Stored data
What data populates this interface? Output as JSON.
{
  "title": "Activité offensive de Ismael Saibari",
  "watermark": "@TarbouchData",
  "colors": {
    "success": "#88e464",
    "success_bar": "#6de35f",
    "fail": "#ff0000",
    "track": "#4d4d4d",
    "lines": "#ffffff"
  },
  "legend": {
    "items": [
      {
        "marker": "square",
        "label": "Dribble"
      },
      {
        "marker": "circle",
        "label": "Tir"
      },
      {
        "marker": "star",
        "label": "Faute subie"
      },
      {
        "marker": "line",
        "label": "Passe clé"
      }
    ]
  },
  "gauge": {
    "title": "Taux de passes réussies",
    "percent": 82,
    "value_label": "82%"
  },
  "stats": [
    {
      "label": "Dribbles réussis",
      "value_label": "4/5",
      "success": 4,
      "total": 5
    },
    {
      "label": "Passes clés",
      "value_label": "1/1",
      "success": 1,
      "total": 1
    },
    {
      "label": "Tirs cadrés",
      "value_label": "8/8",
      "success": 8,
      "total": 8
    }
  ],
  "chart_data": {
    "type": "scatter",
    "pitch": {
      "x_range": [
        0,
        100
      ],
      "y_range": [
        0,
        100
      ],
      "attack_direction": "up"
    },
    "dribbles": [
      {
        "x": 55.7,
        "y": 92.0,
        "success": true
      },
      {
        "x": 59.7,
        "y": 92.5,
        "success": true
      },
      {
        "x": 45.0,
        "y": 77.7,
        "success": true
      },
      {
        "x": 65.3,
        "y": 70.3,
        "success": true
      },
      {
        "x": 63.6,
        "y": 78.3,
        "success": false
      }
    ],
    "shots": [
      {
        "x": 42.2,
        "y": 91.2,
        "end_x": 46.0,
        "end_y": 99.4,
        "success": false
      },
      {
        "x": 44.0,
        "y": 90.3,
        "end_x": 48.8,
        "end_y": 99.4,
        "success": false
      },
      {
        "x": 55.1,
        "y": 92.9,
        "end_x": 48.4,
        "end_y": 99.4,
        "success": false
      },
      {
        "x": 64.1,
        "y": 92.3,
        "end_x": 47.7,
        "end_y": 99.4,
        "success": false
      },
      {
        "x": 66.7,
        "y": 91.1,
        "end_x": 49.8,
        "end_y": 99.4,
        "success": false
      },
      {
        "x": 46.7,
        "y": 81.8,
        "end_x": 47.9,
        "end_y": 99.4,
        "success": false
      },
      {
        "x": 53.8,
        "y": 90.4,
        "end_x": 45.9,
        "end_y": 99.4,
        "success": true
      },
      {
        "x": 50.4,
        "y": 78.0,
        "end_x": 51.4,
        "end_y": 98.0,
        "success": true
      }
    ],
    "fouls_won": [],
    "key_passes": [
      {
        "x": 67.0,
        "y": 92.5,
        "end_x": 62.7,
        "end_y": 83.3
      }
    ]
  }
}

■ **Written instruction**: Collect every line with the string "marker" from the records, and copy each.

■ **Reply to the task**:
        "marker": "square",
        "marker": "circle",
        "marker": "star",
        "marker": "line",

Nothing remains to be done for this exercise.